#### [ASSIGNMENT]
Which of the lines in the records below hold the string "occurring"? Copy every one of them.

DATA SECTION START

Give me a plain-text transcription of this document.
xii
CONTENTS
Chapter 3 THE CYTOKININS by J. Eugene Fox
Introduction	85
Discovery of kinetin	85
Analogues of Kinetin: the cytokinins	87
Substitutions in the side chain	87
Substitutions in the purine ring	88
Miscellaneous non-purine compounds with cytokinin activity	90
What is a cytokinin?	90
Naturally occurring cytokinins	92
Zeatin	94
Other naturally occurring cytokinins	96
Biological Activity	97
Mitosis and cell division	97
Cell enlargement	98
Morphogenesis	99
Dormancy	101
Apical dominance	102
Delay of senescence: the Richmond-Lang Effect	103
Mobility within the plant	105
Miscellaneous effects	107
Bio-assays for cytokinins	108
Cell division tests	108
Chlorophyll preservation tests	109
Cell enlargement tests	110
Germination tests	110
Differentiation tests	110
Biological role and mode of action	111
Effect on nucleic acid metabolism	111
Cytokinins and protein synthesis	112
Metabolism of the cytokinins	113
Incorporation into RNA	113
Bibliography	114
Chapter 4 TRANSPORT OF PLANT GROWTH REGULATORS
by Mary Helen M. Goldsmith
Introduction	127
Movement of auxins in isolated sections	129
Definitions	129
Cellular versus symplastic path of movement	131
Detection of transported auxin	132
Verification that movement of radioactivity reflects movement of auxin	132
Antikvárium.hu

DATA SECTION END

#### [ANSWER FOR THIS EXERCISE]
Naturally occurring cytokinins	92
Other naturally occurring cytokinins	96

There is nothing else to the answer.